WHAT THE TASK REQUIRES — Isolate every line in the records below with "Halk" in it.

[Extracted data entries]
****************************************

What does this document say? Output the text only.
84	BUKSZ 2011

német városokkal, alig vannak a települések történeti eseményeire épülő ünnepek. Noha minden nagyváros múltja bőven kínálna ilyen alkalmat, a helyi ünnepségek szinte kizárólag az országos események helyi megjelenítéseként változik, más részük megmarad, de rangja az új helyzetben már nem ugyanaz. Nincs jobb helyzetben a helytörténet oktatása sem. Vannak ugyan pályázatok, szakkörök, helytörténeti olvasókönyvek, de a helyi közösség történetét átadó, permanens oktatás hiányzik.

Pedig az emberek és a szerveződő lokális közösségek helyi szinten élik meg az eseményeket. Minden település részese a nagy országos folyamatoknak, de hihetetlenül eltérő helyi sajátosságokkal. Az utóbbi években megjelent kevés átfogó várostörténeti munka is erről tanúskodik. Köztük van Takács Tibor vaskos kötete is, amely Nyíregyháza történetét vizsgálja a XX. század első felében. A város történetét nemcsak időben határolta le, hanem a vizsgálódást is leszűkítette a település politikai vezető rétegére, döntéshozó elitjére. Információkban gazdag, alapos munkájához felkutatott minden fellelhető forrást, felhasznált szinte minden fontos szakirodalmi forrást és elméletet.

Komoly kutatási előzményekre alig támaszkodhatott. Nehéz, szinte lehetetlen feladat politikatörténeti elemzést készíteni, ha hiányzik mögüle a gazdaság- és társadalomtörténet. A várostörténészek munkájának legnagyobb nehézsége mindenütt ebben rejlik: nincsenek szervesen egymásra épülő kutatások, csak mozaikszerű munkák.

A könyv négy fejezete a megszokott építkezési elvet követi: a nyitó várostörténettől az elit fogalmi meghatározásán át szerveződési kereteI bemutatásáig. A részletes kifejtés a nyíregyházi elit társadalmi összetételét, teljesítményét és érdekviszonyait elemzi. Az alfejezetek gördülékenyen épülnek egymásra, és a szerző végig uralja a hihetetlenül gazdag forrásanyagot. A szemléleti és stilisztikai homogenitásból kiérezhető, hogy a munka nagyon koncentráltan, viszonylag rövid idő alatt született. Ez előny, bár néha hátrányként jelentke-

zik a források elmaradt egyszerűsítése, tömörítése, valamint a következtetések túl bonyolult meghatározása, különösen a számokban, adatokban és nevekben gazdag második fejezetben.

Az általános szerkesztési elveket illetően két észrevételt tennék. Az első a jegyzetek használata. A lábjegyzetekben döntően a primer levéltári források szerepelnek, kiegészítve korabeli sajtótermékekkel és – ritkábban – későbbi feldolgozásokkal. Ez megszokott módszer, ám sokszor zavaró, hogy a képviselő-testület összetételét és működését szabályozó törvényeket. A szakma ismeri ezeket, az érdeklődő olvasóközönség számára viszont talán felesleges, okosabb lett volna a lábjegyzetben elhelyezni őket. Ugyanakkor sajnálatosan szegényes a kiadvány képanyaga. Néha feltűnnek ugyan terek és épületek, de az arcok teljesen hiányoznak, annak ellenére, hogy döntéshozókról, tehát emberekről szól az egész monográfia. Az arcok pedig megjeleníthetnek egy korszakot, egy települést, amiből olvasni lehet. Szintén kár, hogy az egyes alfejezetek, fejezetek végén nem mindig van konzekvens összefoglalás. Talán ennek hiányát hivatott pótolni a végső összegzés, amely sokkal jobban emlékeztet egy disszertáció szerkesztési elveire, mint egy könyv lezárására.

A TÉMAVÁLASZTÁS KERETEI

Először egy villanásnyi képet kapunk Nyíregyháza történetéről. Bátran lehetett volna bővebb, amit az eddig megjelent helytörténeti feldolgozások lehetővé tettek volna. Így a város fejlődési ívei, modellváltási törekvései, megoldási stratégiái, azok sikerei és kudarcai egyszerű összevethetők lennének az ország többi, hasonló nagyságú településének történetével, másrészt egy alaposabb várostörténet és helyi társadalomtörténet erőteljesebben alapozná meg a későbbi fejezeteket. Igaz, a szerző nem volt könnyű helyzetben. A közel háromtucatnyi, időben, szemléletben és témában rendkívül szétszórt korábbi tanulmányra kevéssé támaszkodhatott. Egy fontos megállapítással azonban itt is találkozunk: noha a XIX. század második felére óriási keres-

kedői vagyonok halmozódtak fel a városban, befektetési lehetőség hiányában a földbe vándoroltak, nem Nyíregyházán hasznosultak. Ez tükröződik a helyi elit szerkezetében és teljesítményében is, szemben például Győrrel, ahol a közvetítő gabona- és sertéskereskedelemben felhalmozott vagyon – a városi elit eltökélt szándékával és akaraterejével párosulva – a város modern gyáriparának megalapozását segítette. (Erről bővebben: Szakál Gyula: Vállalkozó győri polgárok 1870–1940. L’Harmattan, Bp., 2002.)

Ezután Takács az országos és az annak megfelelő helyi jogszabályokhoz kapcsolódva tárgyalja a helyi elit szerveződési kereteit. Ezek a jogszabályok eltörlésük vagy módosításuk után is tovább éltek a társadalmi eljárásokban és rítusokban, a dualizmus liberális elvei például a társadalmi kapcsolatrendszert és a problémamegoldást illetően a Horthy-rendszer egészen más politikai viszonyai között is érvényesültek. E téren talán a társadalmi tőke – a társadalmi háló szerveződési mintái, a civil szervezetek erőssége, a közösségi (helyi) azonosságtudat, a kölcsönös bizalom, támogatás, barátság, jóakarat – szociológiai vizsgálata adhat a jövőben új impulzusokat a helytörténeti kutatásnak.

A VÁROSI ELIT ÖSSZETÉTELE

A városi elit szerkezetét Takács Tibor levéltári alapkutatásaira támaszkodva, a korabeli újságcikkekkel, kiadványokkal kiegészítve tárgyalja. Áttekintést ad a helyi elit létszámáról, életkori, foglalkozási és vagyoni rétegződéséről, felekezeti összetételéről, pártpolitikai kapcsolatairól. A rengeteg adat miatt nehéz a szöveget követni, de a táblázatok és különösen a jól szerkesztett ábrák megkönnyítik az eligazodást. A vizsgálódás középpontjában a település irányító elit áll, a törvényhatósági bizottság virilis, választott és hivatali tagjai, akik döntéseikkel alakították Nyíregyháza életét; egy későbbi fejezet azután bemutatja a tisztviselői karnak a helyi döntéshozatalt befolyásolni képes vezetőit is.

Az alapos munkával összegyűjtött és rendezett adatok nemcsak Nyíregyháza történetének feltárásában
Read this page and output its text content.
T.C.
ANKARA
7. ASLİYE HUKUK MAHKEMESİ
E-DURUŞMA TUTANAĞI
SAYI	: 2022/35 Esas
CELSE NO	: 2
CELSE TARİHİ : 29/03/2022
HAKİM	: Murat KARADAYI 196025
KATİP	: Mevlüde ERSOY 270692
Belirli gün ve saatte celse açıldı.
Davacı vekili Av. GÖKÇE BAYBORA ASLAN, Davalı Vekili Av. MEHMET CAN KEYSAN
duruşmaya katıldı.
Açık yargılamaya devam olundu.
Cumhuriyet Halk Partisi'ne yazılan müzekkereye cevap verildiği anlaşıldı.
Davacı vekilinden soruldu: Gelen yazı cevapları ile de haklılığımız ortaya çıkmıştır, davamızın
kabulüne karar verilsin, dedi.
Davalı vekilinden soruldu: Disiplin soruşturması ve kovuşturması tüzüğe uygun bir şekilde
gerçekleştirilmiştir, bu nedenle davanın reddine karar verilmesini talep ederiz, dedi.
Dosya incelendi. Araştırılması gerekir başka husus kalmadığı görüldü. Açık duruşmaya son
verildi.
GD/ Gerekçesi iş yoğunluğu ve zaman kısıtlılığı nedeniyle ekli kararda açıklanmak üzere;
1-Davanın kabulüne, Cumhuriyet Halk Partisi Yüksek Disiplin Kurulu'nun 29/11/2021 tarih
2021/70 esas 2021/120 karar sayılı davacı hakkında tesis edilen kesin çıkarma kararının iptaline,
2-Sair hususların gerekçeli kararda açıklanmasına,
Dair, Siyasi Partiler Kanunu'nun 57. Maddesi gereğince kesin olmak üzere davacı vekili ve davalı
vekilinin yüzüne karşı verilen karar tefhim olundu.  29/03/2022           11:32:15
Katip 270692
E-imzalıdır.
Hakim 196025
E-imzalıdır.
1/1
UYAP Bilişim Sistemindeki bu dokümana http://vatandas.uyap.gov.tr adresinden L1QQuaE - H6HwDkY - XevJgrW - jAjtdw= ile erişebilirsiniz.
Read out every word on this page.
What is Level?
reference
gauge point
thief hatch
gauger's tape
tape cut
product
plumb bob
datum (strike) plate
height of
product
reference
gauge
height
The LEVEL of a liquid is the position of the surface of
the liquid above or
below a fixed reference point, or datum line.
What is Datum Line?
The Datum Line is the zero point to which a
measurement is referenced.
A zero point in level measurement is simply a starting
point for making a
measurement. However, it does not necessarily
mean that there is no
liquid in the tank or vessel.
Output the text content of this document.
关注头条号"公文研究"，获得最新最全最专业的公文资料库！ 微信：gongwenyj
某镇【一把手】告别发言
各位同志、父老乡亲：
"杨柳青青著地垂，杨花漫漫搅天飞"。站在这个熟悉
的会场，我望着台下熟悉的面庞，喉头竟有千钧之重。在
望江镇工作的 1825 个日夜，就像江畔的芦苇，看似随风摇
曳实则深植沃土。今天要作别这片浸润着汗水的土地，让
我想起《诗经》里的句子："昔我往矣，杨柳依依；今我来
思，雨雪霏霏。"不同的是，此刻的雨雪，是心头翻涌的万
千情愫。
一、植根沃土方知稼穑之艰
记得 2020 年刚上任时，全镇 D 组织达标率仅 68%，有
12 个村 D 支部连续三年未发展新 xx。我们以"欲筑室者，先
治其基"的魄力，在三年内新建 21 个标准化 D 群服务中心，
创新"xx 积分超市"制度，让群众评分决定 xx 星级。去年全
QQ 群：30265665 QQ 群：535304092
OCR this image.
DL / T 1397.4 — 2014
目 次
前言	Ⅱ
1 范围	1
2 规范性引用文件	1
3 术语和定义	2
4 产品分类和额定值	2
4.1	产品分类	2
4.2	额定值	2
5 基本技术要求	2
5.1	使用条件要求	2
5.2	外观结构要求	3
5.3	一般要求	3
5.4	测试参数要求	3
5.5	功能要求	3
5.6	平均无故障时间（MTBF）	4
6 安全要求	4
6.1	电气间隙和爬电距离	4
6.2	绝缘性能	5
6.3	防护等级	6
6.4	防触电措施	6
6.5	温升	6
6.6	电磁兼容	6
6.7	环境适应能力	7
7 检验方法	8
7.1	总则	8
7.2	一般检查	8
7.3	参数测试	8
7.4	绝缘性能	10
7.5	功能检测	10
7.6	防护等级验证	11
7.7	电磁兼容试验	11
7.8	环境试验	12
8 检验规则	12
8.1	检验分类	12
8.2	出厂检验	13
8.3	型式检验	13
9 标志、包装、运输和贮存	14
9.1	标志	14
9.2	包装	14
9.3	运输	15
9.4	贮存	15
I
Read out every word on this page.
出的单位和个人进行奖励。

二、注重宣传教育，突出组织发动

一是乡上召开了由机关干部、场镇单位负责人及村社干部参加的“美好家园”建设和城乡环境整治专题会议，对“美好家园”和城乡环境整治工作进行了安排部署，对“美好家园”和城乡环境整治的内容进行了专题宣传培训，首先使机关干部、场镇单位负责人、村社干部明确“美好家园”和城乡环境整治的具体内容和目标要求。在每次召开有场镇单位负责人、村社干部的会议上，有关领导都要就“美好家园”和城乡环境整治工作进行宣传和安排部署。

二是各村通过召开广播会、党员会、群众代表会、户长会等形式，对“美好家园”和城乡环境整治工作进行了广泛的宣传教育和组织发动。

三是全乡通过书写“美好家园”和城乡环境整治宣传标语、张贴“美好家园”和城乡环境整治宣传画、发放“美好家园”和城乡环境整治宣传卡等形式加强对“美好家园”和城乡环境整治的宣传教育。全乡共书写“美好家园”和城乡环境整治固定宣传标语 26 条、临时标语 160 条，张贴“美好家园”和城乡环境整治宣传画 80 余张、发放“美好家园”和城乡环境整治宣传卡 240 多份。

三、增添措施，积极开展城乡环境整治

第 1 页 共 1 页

****************************************

CORRECT RESULT —
Cumhuriyet Halk Partisi'ne yazılan müzekkereye cevap verildiği anlaşıldı.
1-Davanın kabulüne, Cumhuriyet Halk Partisi Yüksek Disiplin Kurulu'nun 29/11/2021 tarih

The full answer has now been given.